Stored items
_ _ _ _

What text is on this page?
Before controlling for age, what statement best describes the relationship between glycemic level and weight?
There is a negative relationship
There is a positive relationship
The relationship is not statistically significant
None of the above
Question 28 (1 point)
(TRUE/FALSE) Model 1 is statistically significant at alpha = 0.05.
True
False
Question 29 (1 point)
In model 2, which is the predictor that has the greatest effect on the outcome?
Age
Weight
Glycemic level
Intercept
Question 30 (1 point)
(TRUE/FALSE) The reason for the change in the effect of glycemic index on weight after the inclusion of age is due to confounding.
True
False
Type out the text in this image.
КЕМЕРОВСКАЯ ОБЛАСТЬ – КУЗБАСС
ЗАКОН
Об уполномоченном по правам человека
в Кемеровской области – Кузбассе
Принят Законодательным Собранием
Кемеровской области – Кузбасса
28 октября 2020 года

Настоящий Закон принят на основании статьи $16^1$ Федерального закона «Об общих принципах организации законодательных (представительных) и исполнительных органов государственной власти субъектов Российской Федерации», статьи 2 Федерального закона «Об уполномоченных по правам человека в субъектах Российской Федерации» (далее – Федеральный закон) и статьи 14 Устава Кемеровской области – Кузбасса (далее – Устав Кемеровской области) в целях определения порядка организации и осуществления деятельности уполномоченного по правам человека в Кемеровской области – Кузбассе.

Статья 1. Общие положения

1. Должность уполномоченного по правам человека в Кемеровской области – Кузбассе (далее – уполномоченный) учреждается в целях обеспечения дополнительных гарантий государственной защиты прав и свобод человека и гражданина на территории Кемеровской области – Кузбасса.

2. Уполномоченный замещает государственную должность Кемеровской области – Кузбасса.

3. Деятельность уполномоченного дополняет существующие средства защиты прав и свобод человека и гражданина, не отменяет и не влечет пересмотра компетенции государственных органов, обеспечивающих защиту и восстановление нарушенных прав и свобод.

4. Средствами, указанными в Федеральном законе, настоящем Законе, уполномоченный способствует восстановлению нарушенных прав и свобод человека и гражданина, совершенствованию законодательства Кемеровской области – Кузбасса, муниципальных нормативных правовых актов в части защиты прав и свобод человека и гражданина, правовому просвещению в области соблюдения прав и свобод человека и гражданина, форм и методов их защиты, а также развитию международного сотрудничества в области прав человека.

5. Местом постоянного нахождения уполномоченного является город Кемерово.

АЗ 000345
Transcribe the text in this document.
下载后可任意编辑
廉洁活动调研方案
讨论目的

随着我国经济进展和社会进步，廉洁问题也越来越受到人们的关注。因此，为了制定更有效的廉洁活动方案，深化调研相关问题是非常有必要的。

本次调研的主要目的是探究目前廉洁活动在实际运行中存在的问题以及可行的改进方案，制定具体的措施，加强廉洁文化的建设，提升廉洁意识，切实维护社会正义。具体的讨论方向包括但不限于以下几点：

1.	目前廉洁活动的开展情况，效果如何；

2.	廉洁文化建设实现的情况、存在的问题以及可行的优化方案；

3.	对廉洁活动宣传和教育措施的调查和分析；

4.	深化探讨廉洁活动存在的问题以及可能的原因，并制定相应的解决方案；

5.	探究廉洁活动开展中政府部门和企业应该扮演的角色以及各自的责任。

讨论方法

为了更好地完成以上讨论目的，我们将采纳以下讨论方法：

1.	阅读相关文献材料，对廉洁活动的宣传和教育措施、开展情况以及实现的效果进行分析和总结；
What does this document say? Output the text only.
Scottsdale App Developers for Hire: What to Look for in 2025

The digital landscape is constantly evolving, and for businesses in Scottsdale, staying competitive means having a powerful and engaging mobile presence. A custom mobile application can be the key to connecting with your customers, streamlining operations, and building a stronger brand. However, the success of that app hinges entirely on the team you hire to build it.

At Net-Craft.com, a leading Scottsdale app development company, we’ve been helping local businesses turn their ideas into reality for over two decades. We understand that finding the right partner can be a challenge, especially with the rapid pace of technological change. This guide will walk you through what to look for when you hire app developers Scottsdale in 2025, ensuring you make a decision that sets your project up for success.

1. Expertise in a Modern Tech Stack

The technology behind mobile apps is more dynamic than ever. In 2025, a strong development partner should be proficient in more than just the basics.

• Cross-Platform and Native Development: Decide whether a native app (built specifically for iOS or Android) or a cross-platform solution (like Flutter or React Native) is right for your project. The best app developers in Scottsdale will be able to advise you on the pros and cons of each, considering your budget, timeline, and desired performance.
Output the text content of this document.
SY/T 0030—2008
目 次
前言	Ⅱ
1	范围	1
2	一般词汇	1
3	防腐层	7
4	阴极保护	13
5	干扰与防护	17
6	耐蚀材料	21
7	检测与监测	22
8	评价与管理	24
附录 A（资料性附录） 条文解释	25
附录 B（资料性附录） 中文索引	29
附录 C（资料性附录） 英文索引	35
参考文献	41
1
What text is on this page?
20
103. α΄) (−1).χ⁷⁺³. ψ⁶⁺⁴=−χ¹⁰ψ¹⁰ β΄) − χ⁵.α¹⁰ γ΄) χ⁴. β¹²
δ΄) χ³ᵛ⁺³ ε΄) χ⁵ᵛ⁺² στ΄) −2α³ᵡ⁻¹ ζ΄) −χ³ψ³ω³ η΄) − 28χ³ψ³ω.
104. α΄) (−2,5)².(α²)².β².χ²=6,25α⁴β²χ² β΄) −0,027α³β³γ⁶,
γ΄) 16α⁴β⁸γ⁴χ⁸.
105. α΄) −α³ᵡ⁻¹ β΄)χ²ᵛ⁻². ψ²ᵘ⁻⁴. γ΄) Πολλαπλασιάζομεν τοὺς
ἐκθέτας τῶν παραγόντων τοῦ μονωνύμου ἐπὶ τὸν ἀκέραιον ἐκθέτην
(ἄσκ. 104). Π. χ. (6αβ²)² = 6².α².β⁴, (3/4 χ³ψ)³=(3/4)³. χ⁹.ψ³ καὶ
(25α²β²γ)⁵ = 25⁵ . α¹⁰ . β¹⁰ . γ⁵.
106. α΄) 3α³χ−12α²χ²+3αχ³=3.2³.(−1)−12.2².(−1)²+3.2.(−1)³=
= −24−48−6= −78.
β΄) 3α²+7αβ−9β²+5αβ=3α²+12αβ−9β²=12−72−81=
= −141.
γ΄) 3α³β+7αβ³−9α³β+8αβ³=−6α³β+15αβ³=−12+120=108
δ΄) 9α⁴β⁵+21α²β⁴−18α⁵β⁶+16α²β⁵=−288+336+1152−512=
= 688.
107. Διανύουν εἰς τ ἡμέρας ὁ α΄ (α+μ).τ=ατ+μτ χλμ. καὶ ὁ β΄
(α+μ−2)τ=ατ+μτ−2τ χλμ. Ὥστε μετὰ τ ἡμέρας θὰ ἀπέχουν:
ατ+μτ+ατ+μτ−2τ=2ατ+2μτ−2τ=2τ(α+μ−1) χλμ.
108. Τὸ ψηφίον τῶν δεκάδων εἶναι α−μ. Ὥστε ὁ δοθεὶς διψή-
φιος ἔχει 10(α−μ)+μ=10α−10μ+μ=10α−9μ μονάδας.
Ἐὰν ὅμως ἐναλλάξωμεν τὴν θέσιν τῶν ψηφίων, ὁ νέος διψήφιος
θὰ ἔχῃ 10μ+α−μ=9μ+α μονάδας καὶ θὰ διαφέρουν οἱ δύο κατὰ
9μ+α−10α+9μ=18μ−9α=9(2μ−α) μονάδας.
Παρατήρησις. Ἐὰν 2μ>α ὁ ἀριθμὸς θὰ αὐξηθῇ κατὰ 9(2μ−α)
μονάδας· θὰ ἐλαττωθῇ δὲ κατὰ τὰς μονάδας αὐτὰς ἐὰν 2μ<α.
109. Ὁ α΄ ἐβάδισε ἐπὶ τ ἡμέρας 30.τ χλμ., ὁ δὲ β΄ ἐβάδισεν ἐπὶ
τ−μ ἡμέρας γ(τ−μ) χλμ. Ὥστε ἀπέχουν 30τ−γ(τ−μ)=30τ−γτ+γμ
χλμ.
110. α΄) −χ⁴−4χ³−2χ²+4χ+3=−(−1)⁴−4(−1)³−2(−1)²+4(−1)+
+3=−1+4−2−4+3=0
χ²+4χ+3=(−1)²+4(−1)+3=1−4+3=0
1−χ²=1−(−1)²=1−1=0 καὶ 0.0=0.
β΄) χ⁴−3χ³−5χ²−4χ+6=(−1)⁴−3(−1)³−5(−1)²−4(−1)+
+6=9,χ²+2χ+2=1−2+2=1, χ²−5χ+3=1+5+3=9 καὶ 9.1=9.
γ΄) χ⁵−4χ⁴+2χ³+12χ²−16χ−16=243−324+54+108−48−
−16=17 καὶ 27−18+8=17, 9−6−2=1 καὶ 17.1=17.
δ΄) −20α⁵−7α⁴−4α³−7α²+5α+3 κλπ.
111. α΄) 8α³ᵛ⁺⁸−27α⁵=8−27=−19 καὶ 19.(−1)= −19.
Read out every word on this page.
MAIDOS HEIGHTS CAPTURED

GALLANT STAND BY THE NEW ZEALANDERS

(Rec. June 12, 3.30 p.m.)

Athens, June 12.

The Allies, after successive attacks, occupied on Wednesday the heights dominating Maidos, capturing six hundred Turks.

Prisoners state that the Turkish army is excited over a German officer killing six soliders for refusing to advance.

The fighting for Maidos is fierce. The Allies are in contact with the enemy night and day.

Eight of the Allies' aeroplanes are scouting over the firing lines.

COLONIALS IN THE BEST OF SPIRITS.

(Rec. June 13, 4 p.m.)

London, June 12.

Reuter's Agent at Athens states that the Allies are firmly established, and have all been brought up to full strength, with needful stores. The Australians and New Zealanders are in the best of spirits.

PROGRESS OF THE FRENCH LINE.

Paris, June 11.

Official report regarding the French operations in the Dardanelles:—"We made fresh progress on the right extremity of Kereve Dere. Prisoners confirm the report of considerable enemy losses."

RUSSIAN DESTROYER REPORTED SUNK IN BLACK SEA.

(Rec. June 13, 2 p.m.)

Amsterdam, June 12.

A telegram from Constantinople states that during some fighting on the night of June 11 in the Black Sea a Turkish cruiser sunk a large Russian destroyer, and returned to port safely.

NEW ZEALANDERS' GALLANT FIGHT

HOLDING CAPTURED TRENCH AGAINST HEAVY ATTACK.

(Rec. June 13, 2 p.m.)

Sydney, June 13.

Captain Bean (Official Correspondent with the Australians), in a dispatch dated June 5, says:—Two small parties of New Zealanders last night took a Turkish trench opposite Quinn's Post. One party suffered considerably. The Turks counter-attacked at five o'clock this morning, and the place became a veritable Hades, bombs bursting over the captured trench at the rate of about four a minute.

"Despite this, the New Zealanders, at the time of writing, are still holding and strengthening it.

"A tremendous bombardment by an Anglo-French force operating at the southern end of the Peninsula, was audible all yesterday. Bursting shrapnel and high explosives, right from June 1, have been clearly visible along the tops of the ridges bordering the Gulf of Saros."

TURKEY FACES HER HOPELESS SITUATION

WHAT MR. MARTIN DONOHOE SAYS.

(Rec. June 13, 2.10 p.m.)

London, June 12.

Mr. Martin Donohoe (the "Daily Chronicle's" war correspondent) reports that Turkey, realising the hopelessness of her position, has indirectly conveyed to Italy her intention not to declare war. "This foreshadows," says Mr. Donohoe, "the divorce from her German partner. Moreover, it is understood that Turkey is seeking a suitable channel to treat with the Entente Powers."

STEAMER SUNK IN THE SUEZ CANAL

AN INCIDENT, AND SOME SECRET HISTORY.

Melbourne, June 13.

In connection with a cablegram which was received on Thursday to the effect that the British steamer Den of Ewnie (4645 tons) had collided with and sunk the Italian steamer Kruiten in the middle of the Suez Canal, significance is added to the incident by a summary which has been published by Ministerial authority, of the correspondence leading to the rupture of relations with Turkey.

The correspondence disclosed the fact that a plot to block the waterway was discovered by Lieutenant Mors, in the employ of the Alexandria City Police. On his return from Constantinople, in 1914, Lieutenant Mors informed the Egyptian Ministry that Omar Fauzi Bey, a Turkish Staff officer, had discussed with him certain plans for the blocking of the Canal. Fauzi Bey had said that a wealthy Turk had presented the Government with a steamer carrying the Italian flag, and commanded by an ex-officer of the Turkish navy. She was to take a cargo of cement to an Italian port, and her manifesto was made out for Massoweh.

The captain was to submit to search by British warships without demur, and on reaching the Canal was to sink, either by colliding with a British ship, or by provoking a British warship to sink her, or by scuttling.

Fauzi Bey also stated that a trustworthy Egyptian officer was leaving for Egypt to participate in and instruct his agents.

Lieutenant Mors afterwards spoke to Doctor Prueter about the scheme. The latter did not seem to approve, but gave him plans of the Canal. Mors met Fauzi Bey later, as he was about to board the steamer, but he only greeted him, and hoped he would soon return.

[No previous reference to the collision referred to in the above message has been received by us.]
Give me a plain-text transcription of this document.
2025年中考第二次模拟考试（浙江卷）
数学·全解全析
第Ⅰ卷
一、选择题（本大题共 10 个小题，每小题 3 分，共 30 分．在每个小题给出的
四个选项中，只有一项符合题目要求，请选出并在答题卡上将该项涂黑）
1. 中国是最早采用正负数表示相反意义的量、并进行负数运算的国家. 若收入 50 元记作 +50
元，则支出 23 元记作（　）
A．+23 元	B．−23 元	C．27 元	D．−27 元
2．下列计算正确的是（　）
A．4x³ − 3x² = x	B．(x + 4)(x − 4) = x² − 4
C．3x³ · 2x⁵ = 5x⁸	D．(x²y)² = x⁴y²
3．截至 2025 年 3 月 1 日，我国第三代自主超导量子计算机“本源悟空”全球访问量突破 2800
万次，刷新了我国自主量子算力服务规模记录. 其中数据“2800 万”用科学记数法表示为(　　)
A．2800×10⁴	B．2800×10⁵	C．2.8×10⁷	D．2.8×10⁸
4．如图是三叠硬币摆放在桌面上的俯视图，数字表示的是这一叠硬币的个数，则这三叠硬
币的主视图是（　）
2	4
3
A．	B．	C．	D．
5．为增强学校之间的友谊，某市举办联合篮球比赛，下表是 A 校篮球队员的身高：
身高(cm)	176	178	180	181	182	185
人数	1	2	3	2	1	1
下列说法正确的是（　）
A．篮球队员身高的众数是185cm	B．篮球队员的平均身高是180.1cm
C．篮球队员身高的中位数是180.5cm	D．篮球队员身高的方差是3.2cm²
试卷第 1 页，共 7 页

_ _ _ _

▸ **What to produce**: List all lines above in which the string "text" appears.

▸ **Final result**:
What text is on this page?
Type out the text in this image.
Transcribe the text in this document.
What does this document say? Output the text only.
Output the text content of this document.
What text is on this page?
Give me a plain-text transcription of this document.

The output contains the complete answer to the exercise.